** Exercise goal **
From the entries that follow, list every line in which the string "WWSSN" appears.

--------------------------------------------------

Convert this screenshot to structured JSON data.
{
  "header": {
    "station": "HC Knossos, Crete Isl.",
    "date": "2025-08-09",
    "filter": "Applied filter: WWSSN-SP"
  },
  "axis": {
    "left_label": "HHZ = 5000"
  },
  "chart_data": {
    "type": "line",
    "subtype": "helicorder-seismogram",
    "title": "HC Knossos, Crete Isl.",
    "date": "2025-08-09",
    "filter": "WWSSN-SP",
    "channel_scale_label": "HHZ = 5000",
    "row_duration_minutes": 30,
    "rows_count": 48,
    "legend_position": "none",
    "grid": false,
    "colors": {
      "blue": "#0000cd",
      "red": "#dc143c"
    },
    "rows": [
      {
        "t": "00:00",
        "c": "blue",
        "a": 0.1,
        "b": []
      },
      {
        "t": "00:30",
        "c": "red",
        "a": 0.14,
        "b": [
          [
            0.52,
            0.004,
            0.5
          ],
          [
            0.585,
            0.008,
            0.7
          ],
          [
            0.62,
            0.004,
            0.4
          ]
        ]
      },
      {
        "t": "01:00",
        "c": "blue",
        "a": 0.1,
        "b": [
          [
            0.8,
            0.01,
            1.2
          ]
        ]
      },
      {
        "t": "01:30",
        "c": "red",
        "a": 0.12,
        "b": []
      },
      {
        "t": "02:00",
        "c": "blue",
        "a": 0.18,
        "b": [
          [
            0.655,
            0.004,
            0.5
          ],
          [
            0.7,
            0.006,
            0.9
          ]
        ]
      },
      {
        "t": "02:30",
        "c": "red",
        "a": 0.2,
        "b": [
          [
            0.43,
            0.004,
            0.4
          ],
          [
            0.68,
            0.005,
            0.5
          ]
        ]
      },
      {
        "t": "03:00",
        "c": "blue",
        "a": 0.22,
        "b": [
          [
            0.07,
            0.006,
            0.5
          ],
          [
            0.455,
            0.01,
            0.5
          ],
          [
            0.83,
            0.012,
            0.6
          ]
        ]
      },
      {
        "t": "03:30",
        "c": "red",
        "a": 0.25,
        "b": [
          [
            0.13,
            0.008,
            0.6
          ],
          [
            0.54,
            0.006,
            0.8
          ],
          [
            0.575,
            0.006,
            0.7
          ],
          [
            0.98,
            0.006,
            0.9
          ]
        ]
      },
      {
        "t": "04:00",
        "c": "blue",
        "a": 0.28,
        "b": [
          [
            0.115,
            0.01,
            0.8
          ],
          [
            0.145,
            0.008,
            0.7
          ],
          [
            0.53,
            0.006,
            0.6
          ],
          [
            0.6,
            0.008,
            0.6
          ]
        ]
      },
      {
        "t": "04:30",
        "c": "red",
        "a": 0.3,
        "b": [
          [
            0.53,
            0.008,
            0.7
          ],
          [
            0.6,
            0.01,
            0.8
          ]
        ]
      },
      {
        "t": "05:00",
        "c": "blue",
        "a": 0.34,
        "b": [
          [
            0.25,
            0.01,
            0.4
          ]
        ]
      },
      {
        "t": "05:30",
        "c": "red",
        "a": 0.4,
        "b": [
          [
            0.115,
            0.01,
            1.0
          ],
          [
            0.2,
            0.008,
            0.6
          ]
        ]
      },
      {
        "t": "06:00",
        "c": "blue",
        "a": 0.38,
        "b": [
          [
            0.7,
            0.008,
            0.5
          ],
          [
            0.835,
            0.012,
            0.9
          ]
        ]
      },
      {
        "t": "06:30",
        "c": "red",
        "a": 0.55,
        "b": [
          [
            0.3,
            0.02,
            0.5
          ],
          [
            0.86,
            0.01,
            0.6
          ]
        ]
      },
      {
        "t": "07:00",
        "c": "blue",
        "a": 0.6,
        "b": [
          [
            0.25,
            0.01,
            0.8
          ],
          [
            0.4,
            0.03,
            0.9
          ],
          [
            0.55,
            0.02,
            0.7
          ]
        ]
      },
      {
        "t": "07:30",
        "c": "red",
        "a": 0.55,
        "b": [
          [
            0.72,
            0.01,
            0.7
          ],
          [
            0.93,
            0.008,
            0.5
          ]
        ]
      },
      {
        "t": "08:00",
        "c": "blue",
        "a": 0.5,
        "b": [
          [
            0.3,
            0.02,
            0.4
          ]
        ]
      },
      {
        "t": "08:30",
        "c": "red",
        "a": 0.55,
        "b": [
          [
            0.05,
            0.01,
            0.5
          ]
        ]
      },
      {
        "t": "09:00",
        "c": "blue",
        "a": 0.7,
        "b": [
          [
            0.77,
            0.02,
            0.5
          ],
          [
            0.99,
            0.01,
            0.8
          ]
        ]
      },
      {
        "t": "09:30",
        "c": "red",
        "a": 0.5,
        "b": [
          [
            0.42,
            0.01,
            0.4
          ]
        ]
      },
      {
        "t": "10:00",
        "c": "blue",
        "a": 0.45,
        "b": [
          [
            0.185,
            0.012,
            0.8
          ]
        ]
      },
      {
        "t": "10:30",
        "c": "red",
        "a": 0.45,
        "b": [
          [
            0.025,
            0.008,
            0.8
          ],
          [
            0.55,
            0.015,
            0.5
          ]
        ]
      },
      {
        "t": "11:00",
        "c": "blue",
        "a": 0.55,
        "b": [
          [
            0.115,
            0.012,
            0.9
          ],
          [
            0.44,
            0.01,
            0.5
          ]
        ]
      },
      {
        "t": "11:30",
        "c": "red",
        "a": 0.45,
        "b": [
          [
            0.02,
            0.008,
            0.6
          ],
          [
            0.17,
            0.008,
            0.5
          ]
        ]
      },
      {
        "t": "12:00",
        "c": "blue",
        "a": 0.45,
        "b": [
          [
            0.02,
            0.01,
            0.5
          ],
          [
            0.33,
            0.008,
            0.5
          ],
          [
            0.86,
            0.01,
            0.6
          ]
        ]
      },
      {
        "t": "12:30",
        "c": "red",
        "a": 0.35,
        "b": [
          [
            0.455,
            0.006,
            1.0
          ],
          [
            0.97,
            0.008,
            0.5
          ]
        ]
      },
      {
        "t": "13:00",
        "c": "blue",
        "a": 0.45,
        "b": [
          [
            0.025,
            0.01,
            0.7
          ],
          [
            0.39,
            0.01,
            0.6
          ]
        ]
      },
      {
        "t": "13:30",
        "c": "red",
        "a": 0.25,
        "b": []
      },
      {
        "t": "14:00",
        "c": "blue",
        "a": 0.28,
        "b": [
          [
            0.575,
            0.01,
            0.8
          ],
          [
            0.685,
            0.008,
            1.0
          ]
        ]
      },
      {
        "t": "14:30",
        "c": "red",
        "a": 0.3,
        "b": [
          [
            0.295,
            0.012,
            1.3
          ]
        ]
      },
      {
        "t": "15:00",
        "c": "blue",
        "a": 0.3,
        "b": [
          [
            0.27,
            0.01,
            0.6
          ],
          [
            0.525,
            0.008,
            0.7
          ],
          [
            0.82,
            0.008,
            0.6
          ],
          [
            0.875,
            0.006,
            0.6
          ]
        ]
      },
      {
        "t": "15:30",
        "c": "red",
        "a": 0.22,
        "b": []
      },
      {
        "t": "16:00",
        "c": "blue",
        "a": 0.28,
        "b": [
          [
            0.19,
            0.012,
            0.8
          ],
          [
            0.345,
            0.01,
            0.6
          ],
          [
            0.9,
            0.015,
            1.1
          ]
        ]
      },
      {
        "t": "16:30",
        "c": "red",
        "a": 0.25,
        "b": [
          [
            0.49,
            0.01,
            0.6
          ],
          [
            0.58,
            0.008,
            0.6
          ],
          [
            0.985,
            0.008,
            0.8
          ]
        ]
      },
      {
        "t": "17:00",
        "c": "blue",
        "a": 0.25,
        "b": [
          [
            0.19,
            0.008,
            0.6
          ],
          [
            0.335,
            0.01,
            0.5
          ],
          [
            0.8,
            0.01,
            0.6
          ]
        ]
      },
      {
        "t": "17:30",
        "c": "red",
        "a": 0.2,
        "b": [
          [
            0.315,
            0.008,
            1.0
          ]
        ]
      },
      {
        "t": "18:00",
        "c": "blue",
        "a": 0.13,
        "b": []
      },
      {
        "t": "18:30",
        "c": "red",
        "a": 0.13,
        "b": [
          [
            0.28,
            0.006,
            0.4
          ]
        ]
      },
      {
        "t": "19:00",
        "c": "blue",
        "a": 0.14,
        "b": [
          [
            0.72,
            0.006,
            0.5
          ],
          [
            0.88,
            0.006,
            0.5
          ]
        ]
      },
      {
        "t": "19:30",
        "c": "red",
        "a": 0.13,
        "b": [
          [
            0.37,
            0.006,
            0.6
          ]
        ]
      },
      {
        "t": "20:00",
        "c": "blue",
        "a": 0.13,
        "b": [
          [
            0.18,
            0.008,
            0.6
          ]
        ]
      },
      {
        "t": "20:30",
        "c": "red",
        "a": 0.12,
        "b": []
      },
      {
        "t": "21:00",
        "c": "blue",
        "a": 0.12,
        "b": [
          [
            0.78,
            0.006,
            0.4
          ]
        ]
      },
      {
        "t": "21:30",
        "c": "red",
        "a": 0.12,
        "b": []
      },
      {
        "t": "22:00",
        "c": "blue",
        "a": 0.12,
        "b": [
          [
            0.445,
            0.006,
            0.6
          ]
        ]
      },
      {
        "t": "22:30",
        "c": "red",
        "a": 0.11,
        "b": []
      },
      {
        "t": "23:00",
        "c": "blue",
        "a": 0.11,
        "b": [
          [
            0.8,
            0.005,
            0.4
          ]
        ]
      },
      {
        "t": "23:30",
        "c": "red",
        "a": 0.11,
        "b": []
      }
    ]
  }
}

--------------------------------------------------

** Reply **
    "filter": "Applied filter: WWSSN-SP"
    "filter": "WWSSN-SP",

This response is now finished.